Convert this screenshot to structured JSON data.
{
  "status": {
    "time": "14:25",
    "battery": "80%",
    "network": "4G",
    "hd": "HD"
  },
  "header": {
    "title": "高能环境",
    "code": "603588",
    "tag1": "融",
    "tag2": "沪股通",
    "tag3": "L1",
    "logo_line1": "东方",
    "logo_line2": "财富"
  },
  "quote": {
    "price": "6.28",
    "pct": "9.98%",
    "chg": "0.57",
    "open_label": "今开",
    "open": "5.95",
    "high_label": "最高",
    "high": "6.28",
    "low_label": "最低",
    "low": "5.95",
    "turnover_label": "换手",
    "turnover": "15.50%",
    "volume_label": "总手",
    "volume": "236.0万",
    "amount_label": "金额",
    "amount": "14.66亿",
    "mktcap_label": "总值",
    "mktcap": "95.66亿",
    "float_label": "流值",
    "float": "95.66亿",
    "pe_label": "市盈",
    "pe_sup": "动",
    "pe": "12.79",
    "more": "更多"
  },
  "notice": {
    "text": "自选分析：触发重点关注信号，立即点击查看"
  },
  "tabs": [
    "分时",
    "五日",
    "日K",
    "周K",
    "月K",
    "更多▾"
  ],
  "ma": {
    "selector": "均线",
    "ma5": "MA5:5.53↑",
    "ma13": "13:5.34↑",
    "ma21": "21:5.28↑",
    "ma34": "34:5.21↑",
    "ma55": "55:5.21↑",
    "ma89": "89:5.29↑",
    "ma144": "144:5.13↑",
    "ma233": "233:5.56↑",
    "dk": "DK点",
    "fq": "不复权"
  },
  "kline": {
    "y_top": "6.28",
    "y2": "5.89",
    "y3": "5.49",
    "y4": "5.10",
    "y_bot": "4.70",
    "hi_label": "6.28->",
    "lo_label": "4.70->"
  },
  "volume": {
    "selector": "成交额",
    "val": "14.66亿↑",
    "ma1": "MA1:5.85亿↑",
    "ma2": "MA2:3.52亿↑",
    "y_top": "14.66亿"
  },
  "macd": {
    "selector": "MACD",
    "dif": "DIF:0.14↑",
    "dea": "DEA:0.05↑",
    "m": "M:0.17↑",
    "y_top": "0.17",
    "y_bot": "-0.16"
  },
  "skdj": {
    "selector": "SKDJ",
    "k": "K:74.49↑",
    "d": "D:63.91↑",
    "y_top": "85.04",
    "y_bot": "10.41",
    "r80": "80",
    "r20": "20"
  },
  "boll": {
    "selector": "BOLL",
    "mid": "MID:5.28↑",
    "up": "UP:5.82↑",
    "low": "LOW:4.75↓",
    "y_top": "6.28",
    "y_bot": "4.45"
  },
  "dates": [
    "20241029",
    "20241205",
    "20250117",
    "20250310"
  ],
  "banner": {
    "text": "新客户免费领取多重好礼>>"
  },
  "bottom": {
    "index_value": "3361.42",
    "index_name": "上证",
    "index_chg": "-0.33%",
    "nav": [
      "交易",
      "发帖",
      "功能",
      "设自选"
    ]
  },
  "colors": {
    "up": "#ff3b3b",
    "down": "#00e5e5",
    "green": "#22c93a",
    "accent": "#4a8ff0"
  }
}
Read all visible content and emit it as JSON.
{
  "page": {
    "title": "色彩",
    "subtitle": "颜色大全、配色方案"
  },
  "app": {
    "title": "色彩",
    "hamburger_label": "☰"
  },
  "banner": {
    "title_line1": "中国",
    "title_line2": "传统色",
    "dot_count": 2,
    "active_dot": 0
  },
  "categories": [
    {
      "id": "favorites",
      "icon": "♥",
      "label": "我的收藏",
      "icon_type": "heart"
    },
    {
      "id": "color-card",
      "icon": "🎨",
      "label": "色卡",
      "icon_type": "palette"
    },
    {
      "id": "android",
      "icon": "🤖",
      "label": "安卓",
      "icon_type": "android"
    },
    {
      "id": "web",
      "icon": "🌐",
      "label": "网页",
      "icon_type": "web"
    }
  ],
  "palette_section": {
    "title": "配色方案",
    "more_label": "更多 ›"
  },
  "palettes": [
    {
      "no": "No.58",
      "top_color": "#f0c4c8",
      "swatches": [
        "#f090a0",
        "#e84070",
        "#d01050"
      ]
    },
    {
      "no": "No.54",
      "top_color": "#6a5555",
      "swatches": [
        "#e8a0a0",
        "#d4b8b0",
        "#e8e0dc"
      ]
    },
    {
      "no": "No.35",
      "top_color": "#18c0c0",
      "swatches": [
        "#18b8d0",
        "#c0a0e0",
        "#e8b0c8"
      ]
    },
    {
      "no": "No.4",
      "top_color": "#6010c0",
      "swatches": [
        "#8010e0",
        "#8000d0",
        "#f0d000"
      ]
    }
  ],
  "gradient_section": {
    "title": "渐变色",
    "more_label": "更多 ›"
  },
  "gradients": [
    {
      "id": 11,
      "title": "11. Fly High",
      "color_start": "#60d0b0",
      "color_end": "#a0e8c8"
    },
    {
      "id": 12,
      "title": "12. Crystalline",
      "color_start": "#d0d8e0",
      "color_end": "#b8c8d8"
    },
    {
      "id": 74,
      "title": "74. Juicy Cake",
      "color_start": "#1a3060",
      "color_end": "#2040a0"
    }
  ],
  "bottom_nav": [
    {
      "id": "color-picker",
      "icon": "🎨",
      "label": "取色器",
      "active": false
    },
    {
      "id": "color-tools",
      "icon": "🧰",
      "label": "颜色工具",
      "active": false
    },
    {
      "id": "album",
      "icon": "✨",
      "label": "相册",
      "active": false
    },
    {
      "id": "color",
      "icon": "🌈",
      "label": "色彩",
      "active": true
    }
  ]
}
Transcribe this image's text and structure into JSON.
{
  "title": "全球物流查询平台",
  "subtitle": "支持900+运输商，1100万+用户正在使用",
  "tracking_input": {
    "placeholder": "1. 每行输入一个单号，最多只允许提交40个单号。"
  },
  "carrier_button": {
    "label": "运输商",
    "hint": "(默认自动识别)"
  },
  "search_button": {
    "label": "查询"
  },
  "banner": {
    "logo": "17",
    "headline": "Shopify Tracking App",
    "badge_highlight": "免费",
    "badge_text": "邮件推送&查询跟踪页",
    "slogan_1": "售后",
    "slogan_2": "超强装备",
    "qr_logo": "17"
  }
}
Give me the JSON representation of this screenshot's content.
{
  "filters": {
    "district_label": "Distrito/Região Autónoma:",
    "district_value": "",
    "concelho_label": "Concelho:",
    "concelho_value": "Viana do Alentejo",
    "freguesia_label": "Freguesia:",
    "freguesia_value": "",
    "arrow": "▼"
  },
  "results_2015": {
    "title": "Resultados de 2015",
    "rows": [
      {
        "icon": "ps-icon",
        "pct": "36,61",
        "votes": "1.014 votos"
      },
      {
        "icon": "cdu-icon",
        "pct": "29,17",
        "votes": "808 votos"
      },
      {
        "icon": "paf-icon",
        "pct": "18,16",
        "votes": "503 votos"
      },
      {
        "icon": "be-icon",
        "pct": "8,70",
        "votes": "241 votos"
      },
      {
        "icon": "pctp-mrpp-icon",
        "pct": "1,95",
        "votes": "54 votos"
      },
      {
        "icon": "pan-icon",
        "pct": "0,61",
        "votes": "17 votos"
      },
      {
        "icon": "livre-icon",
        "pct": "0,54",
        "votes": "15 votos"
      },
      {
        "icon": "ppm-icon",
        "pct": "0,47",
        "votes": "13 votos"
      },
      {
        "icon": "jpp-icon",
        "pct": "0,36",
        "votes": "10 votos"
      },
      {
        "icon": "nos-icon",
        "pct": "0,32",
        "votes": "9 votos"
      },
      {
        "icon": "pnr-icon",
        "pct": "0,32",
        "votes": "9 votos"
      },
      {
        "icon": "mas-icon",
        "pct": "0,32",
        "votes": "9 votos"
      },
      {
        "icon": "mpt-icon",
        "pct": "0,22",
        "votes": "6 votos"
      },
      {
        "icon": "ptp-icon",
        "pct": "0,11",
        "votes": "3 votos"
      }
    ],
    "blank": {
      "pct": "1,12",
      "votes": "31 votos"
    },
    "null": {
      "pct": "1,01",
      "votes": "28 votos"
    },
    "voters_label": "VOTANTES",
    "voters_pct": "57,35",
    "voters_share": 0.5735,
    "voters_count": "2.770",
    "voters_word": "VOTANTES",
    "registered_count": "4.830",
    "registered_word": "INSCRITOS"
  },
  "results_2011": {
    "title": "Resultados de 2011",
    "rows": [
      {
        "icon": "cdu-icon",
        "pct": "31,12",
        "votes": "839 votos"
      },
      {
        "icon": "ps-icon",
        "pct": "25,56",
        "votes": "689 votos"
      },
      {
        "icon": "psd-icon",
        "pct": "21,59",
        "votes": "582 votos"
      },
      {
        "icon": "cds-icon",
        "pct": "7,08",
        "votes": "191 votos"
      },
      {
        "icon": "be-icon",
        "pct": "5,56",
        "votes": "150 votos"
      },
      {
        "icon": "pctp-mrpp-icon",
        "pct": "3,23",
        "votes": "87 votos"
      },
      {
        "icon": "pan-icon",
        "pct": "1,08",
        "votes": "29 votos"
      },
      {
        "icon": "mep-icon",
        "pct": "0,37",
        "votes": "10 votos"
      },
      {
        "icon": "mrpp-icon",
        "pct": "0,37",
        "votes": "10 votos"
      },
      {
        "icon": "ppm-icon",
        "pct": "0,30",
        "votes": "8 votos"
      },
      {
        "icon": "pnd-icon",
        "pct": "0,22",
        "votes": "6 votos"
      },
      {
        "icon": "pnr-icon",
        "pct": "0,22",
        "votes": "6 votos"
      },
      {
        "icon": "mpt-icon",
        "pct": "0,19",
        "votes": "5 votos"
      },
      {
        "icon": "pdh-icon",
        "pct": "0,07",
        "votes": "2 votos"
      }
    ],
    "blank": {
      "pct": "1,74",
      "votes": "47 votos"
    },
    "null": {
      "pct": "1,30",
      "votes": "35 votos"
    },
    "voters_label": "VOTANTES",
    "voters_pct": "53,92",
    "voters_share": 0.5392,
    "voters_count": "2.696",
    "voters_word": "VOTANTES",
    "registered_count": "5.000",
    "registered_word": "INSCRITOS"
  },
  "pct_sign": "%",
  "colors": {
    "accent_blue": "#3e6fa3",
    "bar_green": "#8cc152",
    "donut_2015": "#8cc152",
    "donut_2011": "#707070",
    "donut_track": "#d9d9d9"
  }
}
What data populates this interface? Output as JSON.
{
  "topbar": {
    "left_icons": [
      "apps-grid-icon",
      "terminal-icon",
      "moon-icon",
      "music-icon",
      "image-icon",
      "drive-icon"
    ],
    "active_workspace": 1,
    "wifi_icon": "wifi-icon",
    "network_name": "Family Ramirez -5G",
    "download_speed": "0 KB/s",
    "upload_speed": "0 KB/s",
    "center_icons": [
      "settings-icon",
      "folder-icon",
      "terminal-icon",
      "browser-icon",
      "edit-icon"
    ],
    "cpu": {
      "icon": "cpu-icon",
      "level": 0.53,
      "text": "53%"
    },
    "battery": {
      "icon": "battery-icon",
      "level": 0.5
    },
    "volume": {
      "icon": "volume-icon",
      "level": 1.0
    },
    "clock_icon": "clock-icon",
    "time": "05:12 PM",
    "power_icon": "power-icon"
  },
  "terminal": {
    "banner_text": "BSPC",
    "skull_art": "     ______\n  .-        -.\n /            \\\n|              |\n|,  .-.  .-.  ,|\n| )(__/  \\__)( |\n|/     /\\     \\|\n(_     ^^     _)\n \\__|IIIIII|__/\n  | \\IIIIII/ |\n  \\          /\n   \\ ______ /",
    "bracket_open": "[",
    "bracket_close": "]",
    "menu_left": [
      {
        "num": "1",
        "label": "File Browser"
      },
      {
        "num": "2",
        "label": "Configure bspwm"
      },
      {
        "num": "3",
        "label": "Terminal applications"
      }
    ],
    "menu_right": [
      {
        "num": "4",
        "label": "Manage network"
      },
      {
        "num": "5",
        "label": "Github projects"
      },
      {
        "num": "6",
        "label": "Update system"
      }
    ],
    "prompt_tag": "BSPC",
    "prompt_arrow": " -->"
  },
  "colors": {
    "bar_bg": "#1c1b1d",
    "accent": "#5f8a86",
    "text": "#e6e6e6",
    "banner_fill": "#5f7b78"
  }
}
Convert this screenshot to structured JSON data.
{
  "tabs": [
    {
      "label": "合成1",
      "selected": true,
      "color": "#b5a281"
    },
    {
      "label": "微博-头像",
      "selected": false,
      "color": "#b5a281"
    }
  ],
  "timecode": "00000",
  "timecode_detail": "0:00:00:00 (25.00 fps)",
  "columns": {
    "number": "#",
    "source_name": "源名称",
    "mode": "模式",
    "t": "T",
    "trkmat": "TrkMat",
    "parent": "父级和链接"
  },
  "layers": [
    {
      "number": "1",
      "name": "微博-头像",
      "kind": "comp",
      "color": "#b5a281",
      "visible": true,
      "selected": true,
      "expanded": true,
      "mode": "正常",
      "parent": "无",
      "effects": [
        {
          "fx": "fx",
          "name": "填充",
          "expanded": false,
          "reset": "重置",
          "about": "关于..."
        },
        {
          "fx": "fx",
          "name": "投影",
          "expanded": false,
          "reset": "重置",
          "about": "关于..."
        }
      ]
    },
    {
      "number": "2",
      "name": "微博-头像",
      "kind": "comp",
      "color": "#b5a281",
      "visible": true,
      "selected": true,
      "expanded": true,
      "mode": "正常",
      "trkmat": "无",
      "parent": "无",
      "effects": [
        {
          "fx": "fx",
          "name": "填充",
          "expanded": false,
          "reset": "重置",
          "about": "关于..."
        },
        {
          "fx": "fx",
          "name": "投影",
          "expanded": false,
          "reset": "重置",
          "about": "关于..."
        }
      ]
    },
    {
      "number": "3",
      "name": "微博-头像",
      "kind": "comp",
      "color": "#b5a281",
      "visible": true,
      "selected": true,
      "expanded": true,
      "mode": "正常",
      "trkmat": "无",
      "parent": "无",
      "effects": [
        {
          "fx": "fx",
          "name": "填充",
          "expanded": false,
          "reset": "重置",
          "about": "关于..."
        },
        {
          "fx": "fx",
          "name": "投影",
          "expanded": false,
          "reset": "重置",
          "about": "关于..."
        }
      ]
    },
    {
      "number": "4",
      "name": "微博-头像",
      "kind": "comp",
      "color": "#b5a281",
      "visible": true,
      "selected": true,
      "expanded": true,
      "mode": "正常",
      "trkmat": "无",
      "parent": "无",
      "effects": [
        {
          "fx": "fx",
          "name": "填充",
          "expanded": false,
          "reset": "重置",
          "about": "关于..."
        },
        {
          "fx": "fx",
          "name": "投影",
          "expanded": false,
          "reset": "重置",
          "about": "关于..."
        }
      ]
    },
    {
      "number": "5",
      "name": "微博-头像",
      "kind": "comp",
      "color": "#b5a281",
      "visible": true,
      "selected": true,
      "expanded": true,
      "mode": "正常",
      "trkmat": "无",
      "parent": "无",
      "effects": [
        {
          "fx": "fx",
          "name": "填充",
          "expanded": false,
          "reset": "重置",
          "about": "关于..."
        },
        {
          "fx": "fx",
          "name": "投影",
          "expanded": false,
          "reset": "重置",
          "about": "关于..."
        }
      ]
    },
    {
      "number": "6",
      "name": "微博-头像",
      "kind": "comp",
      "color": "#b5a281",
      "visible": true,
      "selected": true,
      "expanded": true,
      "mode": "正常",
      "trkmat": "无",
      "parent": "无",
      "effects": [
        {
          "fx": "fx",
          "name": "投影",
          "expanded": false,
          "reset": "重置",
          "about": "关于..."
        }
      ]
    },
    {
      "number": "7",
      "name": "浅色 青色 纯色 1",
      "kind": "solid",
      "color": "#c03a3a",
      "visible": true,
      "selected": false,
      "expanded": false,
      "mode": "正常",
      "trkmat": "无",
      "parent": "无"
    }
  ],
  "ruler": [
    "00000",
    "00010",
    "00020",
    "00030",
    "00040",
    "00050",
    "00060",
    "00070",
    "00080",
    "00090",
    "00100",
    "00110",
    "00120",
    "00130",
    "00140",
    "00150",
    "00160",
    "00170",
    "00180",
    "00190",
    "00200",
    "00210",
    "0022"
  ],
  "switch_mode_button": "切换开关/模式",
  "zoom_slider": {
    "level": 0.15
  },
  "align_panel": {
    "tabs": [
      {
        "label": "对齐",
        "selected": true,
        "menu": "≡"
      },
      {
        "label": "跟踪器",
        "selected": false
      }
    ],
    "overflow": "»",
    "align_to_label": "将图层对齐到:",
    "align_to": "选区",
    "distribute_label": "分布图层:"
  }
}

▶ Short task: Give the number of lines in the records above that contain the word "JSON". Reply with that number alone.

▶ Result: 6